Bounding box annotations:

^^^^^^^^

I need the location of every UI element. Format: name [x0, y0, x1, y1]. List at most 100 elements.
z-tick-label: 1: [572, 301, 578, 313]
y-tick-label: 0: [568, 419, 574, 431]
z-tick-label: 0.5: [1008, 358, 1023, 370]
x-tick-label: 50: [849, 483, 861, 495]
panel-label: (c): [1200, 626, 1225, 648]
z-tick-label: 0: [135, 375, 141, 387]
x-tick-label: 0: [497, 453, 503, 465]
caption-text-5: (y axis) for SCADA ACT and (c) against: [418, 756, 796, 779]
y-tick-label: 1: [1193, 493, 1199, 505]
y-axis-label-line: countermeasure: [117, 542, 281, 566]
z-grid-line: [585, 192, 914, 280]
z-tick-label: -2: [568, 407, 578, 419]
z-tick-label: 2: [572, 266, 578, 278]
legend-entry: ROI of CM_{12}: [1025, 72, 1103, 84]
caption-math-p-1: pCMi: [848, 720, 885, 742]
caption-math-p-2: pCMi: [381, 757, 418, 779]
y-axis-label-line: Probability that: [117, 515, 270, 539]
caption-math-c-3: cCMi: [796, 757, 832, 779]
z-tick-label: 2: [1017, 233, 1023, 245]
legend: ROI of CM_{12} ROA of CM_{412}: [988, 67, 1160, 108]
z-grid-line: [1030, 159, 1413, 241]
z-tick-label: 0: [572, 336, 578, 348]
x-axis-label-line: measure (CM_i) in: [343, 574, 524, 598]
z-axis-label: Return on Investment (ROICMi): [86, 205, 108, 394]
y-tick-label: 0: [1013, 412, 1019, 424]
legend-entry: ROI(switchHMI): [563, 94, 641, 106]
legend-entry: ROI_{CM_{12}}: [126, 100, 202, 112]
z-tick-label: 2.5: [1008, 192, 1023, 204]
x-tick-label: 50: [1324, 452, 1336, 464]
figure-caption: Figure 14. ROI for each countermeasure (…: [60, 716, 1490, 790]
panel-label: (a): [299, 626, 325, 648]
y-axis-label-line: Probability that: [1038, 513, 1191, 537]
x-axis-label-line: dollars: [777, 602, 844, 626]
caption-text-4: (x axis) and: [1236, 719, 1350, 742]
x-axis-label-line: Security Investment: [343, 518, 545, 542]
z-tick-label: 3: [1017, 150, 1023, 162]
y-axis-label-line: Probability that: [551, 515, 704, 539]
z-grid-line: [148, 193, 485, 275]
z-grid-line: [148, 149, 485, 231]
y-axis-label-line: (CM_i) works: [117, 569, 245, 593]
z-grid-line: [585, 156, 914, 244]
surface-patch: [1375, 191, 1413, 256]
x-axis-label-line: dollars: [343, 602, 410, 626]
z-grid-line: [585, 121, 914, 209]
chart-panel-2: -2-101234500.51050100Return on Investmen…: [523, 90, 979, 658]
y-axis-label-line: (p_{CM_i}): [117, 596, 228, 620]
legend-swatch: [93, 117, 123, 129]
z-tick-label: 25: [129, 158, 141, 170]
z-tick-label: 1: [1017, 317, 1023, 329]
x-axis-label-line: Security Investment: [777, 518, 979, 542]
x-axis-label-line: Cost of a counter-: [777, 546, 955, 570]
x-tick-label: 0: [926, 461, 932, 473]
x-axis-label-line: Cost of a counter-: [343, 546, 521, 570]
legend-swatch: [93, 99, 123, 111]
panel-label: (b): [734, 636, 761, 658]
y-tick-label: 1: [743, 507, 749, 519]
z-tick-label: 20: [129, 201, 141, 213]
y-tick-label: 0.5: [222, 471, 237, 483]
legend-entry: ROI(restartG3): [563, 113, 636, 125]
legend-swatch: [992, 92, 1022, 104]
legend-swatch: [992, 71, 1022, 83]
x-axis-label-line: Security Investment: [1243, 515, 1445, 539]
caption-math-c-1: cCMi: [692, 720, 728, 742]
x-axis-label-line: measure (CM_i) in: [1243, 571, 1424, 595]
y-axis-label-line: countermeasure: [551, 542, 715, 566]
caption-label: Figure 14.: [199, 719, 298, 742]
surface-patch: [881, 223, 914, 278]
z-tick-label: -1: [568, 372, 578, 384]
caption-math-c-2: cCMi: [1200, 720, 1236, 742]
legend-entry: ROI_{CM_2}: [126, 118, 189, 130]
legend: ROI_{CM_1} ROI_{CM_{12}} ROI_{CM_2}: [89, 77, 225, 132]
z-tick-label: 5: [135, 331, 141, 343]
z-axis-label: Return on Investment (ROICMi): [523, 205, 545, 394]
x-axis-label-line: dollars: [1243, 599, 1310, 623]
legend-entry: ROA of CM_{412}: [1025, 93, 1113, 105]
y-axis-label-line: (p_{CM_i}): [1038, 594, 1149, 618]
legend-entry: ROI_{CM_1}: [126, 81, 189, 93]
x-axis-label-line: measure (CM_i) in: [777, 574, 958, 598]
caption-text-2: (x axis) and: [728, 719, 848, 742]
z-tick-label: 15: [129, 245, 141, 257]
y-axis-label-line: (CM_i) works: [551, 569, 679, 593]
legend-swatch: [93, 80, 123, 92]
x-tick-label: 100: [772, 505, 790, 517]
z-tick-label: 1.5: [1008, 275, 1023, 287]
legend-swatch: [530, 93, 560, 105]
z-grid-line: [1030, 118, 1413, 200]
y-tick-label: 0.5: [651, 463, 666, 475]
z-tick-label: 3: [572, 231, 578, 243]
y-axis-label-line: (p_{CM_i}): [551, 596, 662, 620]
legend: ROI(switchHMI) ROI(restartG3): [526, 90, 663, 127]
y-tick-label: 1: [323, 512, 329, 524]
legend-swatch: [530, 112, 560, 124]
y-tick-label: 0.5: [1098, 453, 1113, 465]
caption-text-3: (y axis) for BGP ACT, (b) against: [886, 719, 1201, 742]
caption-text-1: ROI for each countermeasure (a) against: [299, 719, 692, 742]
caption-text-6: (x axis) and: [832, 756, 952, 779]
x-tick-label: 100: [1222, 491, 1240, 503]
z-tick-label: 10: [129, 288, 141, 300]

^^^^^^^^

→ **Direction**: Could you render all of the lines above as a Markdown table with two columns, Row and Line, giving each line a number and leaving out blank lines?

→ **Answer to the exercise**:
| Row | Line |
|---|---|
| 1 | I need the location of every UI element. Format: name [x0, y0, x1, y1]. List at most 100 elements. |
| 2 | z-tick-label: 1: [572, 301, 578, 313] |
| 3 | y-tick-label: 0: [568, 419, 574, 431] |
| 4 | z-tick-label: 0.5: [1008, 358, 1023, 370] |
| 5 | x-tick-label: 50: [849, 483, 861, 495] |
| 6 | panel-label: (c): [1200, 626, 1225, 648] |
| 7 | z-tick-label: 0: [135, 375, 141, 387] |
| 8 | x-tick-label: 0: [497, 453, 503, 465] |
| 9 | caption-text-5: (y axis) for SCADA ACT and (c) against: [418, 756, 796, 779] |
| 10 | y-tick-label: 1: [1193, 493, 1199, 505] |
| 11 | y-axis-label-line: countermeasure: [117, 542, 281, 566] |
| 12 | z-grid-line: [585, 192, 914, 280] |
| 13 | z-tick-label: -2: [568, 407, 578, 419] |
| 14 | z-tick-label: 2: [572, 266, 578, 278] |
| 15 | legend-entry: ROI of CM_{12}: [1025, 72, 1103, 84] |
| 16 | caption-math-p-1: pCMi: [848, 720, 885, 742] |
| 17 | caption-math-p-2: pCMi: [381, 757, 418, 779] |
| 18 | y-axis-label-line: Probability that: [117, 515, 270, 539] |
| 19 | caption-math-c-3: cCMi: [796, 757, 832, 779] |
| 20 | z-tick-label: 2: [1017, 233, 1023, 245] |
| 21 | legend: ROI of CM_{12} ROA of CM_{412}: [988, 67, 1160, 108] |
| 22 | z-grid-line: [1030, 159, 1413, 241] |
| 23 | z-tick-label: 0: [572, 336, 578, 348] |
| 24 | x-axis-label-line: measure (CM_i) in: [343, 574, 524, 598] |
| 25 | z-axis-label: Return on Investment (ROICMi): [86, 205, 108, 394] |
| 26 | y-tick-label: 0: [1013, 412, 1019, 424] |
| 27 | legend-entry: ROI(switchHMI): [563, 94, 641, 106] |
| 28 | legend-entry: ROI_{CM_{12}}: [126, 100, 202, 112] |
| 29 | z-tick-label: 2.5: [1008, 192, 1023, 204] |
| 30 | x-tick-label: 50: [1324, 452, 1336, 464] |
| 31 | figure-caption: Figure 14. ROI for each countermeasure (…: [60, 716, 1490, 790] |
| 32 | panel-label: (a): [299, 626, 325, 648] |
| 33 | y-axis-label-line: Probability that: [1038, 513, 1191, 537] |
| 34 | x-axis-label-line: dollars: [777, 602, 844, 626] |
| 35 | caption-text-4: (x axis) and: [1236, 719, 1350, 742] |
| 36 | x-axis-label-line: Security Investment: [343, 518, 545, 542] |
| 37 | z-tick-label: 3: [1017, 150, 1023, 162] |
| 38 | y-axis-label-line: Probability that: [551, 515, 704, 539] |
| 39 | z-grid-line: [148, 193, 485, 275] |
| 40 | z-grid-line: [148, 149, 485, 231] |
| 41 | y-axis-label-line: (CM_i) works: [117, 569, 245, 593] |
| 42 | z-grid-line: [585, 156, 914, 244] |
| 43 | surface-patch: [1375, 191, 1413, 256] |
| 44 | x-axis-label-line: dollars: [343, 602, 410, 626] |
| 45 | z-grid-line: [585, 121, 914, 209] |
| 46 | chart-panel-2: -2-101234500.51050100Return on Investmen…: [523, 90, 979, 658] |
| 47 | y-axis-label-line: (p_{CM_i}): [117, 596, 228, 620] |
| 48 | legend-swatch: [93, 117, 123, 129] |
| 49 | z-tick-label: 25: [129, 158, 141, 170] |
| 50 | z-tick-label: 1: [1017, 317, 1023, 329] |
| 51 | x-axis-label-line: Security Investment: [777, 518, 979, 542] |
| 52 | x-axis-label-line: Cost of a counter-: [777, 546, 955, 570] |
| 53 | x-tick-label: 0: [926, 461, 932, 473] |
| 54 | x-axis-label-line: Cost of a counter-: [343, 546, 521, 570] |
| 55 | legend-swatch: [93, 99, 123, 111] |
| 56 | panel-label: (b): [734, 636, 761, 658] |
| 57 | y-tick-label: 1: [743, 507, 749, 519] |
| 58 | z-tick-label: 20: [129, 201, 141, 213] |
| 59 | y-tick-label: 0.5: [222, 471, 237, 483] |
| 60 | legend-entry: ROI(restartG3): [563, 113, 636, 125] |
| 61 | legend-swatch: [992, 92, 1022, 104] |
| 62 | legend-swatch: [992, 71, 1022, 83] |
| 63 | x-axis-label-line: Security Investment: [1243, 515, 1445, 539] |
| 64 | caption-math-c-1: cCMi: [692, 720, 728, 742] |
| 65 | x-axis-label-line: measure (CM_i) in: [1243, 571, 1424, 595] |
| 66 | y-axis-label-line: countermeasure: [551, 542, 715, 566] |
| 67 | caption-label: Figure 14.: [199, 719, 298, 742] |
| 68 | surface-patch: [881, 223, 914, 278] |
| 69 | z-tick-label: -1: [568, 372, 578, 384] |
| 70 | caption-math-c-2: cCMi: [1200, 720, 1236, 742] |
| 71 | legend-entry: ROI_{CM_2}: [126, 118, 189, 130] |
| 72 | legend: ROI_{CM_1} ROI_{CM_{12}} ROI_{CM_2}: [89, 77, 225, 132] |
| 73 | z-tick-label: 5: [135, 331, 141, 343] |
| 74 | z-axis-label: Return on Investment (ROICMi): [523, 205, 545, 394] |
| 75 | x-axis-label-line: dollars: [1243, 599, 1310, 623] |
| 76 | legend-entry: ROA of CM_{412}: [1025, 93, 1113, 105] |
| 77 | y-axis-label-line: (p_{CM_i}): [1038, 594, 1149, 618] |
| 78 | legend-entry: ROI_{CM_1}: [126, 81, 189, 93] |
| 79 | x-axis-label-line: measure (CM_i) in: [777, 574, 958, 598] |
| 80 | caption-text-2: (x axis) and: [728, 719, 848, 742] |
| 81 | z-tick-label: 15: [129, 245, 141, 257] |
| 82 | y-axis-label-line: (CM_i) works: [551, 569, 679, 593] |
| 83 | legend-swatch: [93, 80, 123, 92] |
| 84 | x-tick-label: 100: [772, 505, 790, 517] |
| 85 | z-tick-label: 1.5: [1008, 275, 1023, 287] |
| 86 | legend-swatch: [530, 93, 560, 105] |
| 87 | z-grid-line: [1030, 118, 1413, 200] |
| 88 | y-tick-label: 0.5: [651, 463, 666, 475] |
| 89 | z-tick-label: 3: [572, 231, 578, 243] |
| 90 | y-axis-label-line: (p_{CM_i}): [551, 596, 662, 620] |
| 91 | legend: ROI(switchHMI) ROI(restartG3): [526, 90, 663, 127] |
| 92 | y-tick-label: 1: [323, 512, 329, 524] |
| 93 | legend-swatch: [530, 112, 560, 124] |
| 94 | y-tick-label: 0.5: [1098, 453, 1113, 465] |
| 95 | caption-text-3: (y axis) for BGP ACT, (b) against: [886, 719, 1201, 742] |
| 96 | caption-text-1: ROI for each countermeasure (a) against: [299, 719, 692, 742] |
| 97 | caption-text-6: (x axis) and: [832, 756, 952, 779] |
| 98 | x-tick-label: 100: [1222, 491, 1240, 503] |
| 99 | z-tick-label: 10: [129, 288, 141, 300] |